## Start DATASET ROWS

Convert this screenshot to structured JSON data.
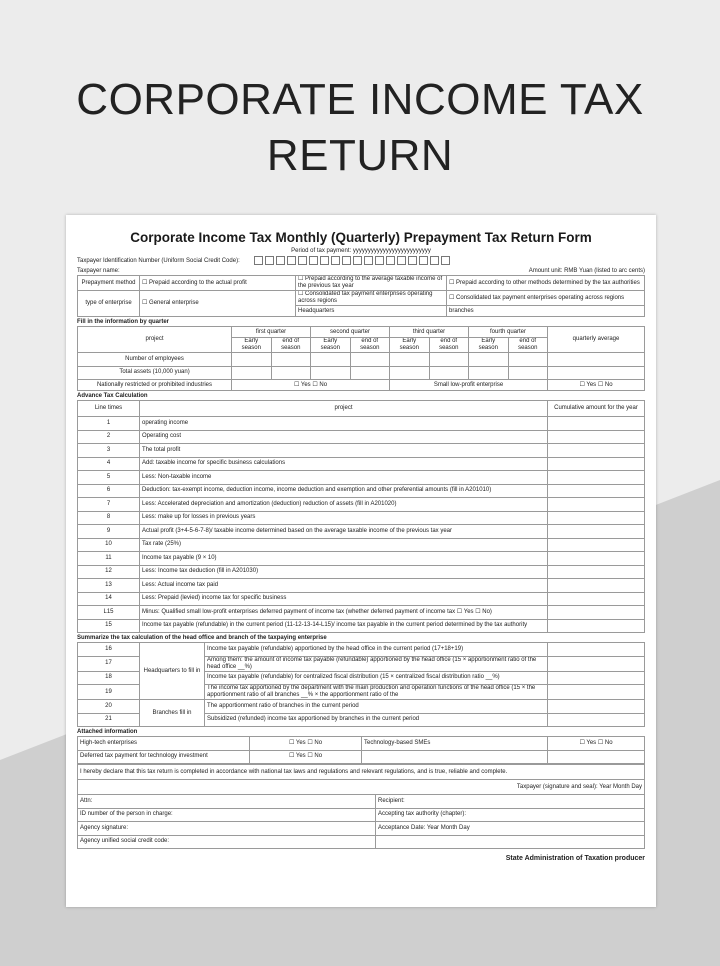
{
  "hero_title_line1": "CORPORATE INCOME TAX",
  "hero_title_line2": "RETURN",
  "form": {
    "title": "Corporate Income Tax Monthly (Quarterly) Prepayment Tax Return Form",
    "period": "Period of tax payment: yyyyyyyyyyyyyyyyyyyyyyyyyy",
    "tin_label": "Taxpayer Identification Number (Uniform Social Credit Code):",
    "taxpayer_name": "Taxpayer name:",
    "amount_unit": "Amount unit: RMB Yuan (listed to arc cents)",
    "prepayment_method": "Prepayment method",
    "pm_opt1": "☐ Prepaid according to the actual profit",
    "pm_opt2": "☐ Prepaid according to the average taxable income of the previous tax year",
    "pm_opt3": "☐ Prepaid according to other methods determined by the tax authorities",
    "type_label": "type of enterprise",
    "type_opt1": "☐ General enterprise",
    "type_opt2": "☐ Consolidated tax payment enterprises operating across regions",
    "type_opt3": "☐ Consolidated tax payment enterprises operating across regions",
    "headquarters": "Headquarters",
    "branches": "branches",
    "quarter_section": "Fill in the information by quarter",
    "project": "project",
    "quarters": [
      "first quarter",
      "second quarter",
      "third quarter",
      "fourth quarter"
    ],
    "early": "Early season",
    "end": "end of season",
    "quarterly_average": "quarterly average",
    "employees": "Number of employees",
    "total_assets": "Total assets (10,000 yuan)",
    "restricted": "Nationally restricted or prohibited industries",
    "yes_no": "☐ Yes ☐ No",
    "small_low_profit": "Small low-profit enterprise",
    "advance_section": "Advance Tax Calculation",
    "line_times": "Line times",
    "cumulative": "Cumulative amount for the year",
    "lines": [
      [
        "1",
        "operating income"
      ],
      [
        "2",
        "Operating cost"
      ],
      [
        "3",
        "The total profit"
      ],
      [
        "4",
        "Add: taxable income for specific business calculations"
      ],
      [
        "5",
        "Less: Non-taxable income"
      ],
      [
        "6",
        "Deduction: tax-exempt income, deduction income, income deduction and exemption and other preferential amounts (fill in A201010)"
      ],
      [
        "7",
        "Less: Accelerated depreciation and amortization (deduction) reduction of assets (fill in A201020)"
      ],
      [
        "8",
        "Less: make up for losses in previous years"
      ],
      [
        "9",
        "Actual profit (3+4-5-6-7-8)/ taxable income determined based on the average taxable income of the previous tax year"
      ],
      [
        "10",
        "Tax rate (25%)"
      ],
      [
        "11",
        "Income tax payable (9 × 10)"
      ],
      [
        "12",
        "Less: Income tax deduction (fill in A201030)"
      ],
      [
        "13",
        "Less: Actual income tax paid"
      ],
      [
        "14",
        "Less: Prepaid (levied) income tax for specific business"
      ],
      [
        "L15",
        "Minus: Qualified small low-profit enterprises deferred payment of income tax (whether deferred payment of income tax ☐ Yes ☐ No)"
      ],
      [
        "15",
        "Income tax payable (refundable) in the current period (11-12-13-14-L15)/ income tax payable in the current period determined by the tax authority"
      ]
    ],
    "summary_section": "Summarize the tax calculation of the head office and branch of the taxpaying enterprise",
    "hq_fill": "Headquarters to fill in",
    "branch_fill": "Branches fill in",
    "summary_lines": [
      [
        "16",
        "Income tax payable (refundable) apportioned by the head office in the current period (17+18+19)"
      ],
      [
        "17",
        "Among them: the amount of income tax payable (refundable) apportioned by the head office (15 × apportionment ratio of the head office __%)"
      ],
      [
        "18",
        "Income tax payable (refundable) for centralized fiscal distribution (15 × centralized fiscal distribution ratio __%)"
      ],
      [
        "19",
        "The income tax apportioned by the department with the main production and operation functions of the head office (15 × the apportionment ratio of all branches __% × the apportionment ratio of the"
      ],
      [
        "20",
        "The apportionment ratio of branches in the current period"
      ],
      [
        "21",
        "Subsidized (refunded) income tax apportioned by branches in the current period"
      ]
    ],
    "attached_section": "Attached information",
    "hightech": "High-tech enterprises",
    "tech_smes": "Technology-based SMEs",
    "deferred": "Deferred tax payment for technology investment",
    "declaration": "I hereby declare that this tax return is completed in accordance with national tax laws and regulations and relevant regulations, and is true, reliable and complete.",
    "signature": "Taxpayer (signature and seal): Year Month Day",
    "attn": "Attn:",
    "recipient": "Recipient:",
    "id_number": "ID number of the person in charge:",
    "accepting_authority": "Accepting tax authority (chapter):",
    "agency_signature": "Agency signature:",
    "acceptance_date": "Acceptance Date: Year Month Day",
    "agency_code": "Agency unified social credit code:",
    "producer": "State Administration of Taxation producer"
  }
}
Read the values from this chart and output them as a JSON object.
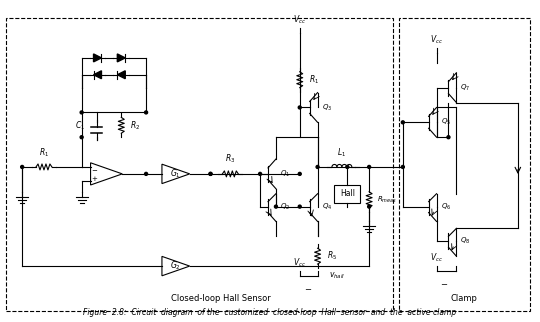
{
  "title": "Figure  2.8:  Circuit  diagram  of the  customized  closed-loop  Hall  sensor  and  the  active clamp",
  "fig_width": 5.4,
  "fig_height": 3.22,
  "dpi": 100,
  "bg_color": "#ffffff",
  "line_color": "#000000",
  "box1_label": "Closed-loop Hall Sensor",
  "box2_label": "Clamp",
  "component_labels": {
    "R1": "R_1",
    "R2": "R_2",
    "R3": "R_3",
    "R4": "R_1",
    "R5": "R_5",
    "C1": "C_1",
    "L1": "L_1",
    "Rmeas": "R_{meas}",
    "G1": "G_1",
    "G2": "G_2",
    "Q1": "Q_1",
    "Q2": "Q_2",
    "Q3": "Q_3",
    "Q4": "Q_4",
    "Q5": "Q_5",
    "Q6": "Q_6",
    "Q7": "Q_7",
    "Q8": "Q_8",
    "Hall": "Hall",
    "Vcc_top": "V_{cc}",
    "Vcc_bot": "V_{cc}",
    "Vcc_clamp": "V_{cc}",
    "Vcc_clamp_bot": "V_{cc}",
    "vhall": "v_{hall}"
  }
}
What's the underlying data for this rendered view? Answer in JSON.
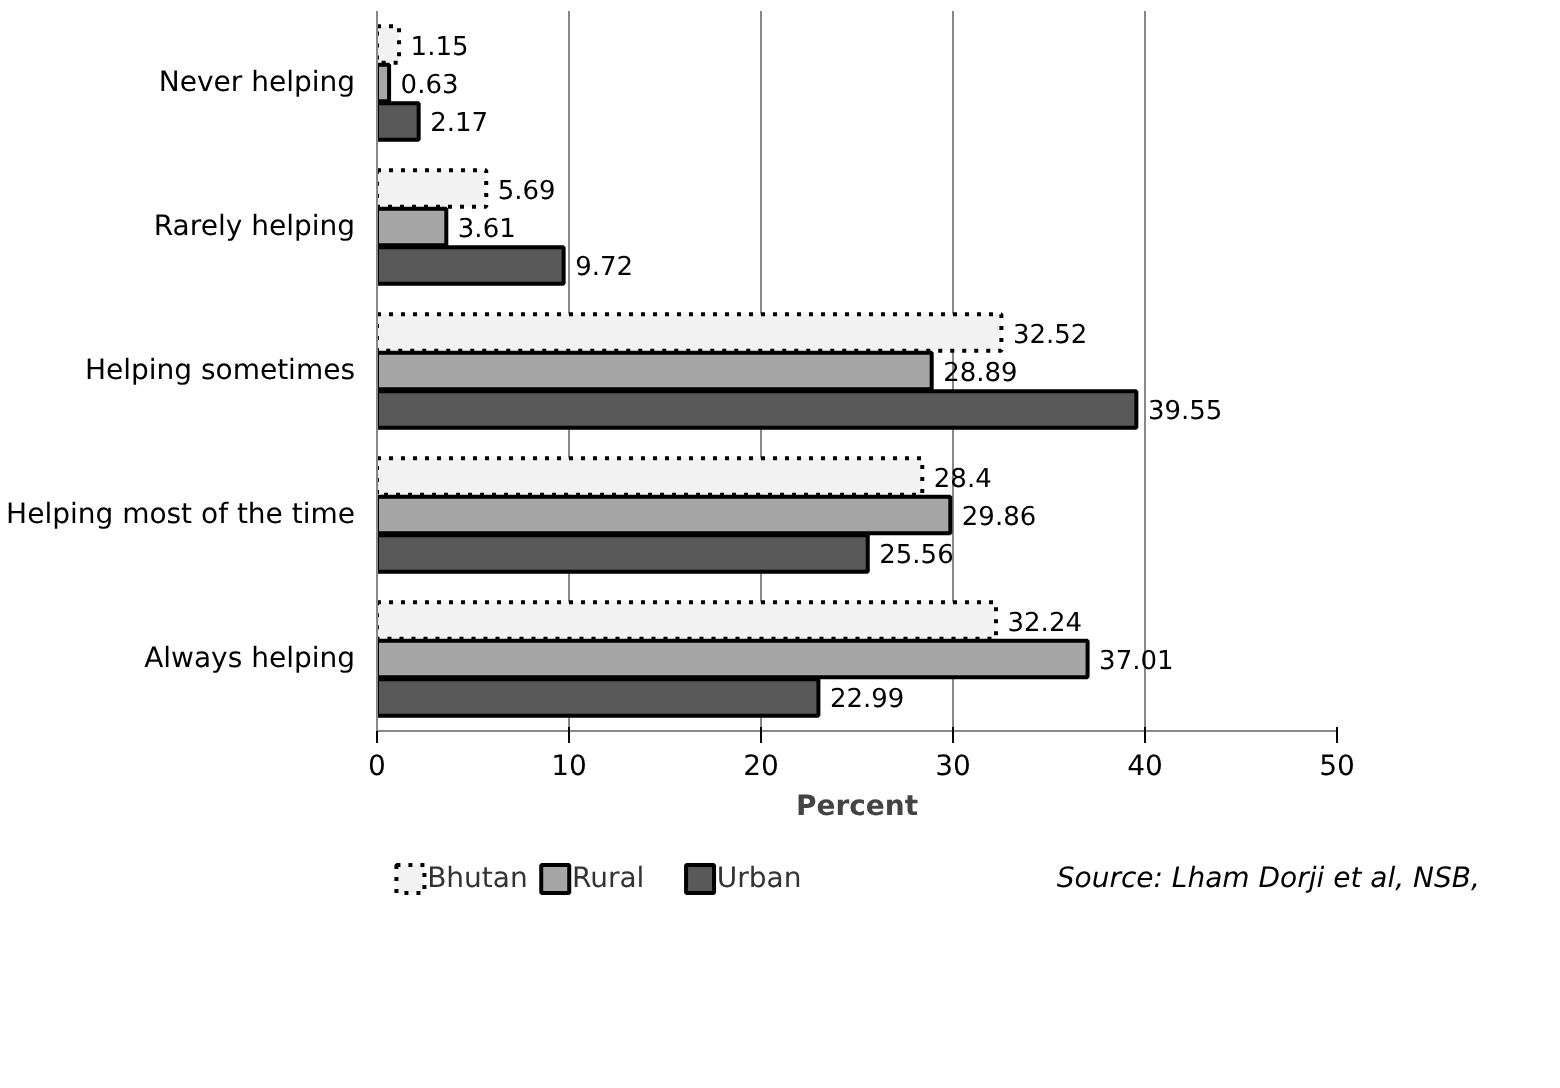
{
  "chart_data": {
    "type": "bar",
    "orientation": "horizontal",
    "xlabel": "Percent",
    "categories": [
      "Never helping",
      "Rarely helping",
      "Helping sometimes",
      "Helping most of the time",
      "Always helping"
    ],
    "series": [
      {
        "name": "Bhutan",
        "color": "#f2f2f2",
        "line_style": "dotted",
        "values": [
          1.15,
          5.69,
          32.52,
          28.4,
          32.24
        ]
      },
      {
        "name": "Rural",
        "color": "#a6a6a6",
        "line_style": "solid",
        "values": [
          0.63,
          3.61,
          28.89,
          29.86,
          37.01
        ]
      },
      {
        "name": "Urban",
        "color": "#595959",
        "line_style": "solid",
        "values": [
          2.17,
          9.72,
          39.55,
          25.56,
          22.99
        ]
      }
    ],
    "xlim": [
      0,
      50
    ],
    "xticks": [
      0,
      10,
      20,
      30,
      40,
      50
    ],
    "grid": "x",
    "legend": "bottom",
    "data_labels": true,
    "annotations": [
      "Source: Lham Dorji et al, NSB,"
    ]
  }
}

## End DATASET ROWS

• EXERCISE INSTRUCTIONS: The word "assets" may occur in lines of the records. Report how many such lines there are, giving only the number.

• RESULT: 2